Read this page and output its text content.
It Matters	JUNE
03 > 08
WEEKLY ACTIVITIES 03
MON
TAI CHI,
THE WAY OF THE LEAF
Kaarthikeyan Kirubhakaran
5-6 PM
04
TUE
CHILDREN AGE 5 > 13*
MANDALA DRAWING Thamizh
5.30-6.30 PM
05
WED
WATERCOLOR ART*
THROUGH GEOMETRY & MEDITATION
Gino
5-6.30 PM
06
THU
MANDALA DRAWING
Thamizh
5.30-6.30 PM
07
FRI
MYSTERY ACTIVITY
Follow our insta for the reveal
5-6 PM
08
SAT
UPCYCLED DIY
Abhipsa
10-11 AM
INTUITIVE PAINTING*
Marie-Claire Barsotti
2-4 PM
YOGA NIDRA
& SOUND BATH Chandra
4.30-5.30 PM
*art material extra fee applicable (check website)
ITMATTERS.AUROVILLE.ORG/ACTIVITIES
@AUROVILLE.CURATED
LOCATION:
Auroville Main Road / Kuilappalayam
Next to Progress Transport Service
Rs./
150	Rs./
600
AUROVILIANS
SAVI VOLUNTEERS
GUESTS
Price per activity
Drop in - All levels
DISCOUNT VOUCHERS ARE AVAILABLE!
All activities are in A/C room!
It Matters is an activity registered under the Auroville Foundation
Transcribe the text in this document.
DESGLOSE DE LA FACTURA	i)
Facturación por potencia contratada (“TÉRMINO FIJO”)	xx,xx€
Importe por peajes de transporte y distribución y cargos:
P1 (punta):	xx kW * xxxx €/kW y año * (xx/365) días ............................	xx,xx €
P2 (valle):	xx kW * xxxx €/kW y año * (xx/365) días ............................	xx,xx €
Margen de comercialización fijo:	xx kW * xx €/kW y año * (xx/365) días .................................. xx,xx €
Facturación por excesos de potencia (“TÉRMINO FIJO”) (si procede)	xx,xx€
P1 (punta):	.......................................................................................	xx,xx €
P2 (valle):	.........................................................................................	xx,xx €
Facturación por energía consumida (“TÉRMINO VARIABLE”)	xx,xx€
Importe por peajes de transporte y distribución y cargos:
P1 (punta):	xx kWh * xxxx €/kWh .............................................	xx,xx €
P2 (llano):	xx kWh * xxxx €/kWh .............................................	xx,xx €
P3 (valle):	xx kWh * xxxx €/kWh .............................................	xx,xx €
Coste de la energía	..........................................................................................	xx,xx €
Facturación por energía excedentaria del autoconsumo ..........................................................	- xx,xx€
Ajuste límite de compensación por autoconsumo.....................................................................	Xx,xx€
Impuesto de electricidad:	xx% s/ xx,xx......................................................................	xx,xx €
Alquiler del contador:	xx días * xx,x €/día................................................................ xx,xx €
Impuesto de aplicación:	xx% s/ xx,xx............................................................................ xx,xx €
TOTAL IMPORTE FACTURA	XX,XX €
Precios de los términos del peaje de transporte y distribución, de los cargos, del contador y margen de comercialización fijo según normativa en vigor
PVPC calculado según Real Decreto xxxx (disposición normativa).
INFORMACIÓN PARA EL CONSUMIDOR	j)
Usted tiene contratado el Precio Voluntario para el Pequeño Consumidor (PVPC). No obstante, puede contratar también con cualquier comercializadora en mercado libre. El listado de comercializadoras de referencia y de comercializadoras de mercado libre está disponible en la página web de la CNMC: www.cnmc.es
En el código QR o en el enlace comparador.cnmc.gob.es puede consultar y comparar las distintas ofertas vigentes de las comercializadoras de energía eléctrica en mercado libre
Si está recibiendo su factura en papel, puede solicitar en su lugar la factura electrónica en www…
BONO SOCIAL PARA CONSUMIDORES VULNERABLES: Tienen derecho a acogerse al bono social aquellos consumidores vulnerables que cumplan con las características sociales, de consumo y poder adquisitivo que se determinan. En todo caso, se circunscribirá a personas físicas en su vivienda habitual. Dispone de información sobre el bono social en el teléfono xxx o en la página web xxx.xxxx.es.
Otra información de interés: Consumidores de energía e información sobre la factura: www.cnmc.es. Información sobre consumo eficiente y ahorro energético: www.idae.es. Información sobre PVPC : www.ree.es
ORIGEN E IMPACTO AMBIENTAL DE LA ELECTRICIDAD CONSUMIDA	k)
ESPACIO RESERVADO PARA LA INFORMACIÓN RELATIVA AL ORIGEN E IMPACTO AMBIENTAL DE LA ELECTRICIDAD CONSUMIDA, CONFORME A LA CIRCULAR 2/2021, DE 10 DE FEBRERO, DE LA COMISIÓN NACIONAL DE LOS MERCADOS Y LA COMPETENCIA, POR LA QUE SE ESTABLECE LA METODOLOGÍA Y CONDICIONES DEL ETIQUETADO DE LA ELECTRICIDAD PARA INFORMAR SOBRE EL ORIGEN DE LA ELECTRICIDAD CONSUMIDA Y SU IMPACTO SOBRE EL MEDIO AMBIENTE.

○ ○ ○ ○

▶ Exercise prompt
Among the records above, find each line holding the string "IMPACTO" and pull it out.

▶ Full solution
ORIGEN E IMPACTO AMBIENTAL DE LA ELECTRICIDAD CONSUMIDA	k)
ESPACIO RESERVADO PARA LA INFORMACIÓN RELATIVA AL ORIGEN E IMPACTO AMBIENTAL DE LA ELECTRICIDAD CONSUMIDA, CONFORME A LA CIRCULAR 2/2021, DE 10 DE FEBRERO, DE LA COMISIÓN NACIONAL DE LOS MERCADOS Y LA COMPETENCIA, POR LA QUE SE ESTABLECE LA METODOLOGÍA Y CONDICIONES DEL ETIQUETADO DE LA ELECTRICIDAD PARA INFORMAR SOBRE EL ORIGEN DE LA ELECTRICIDAD CONSUMIDA Y SU IMPACTO SOBRE EL MEDIO AMBIENTE.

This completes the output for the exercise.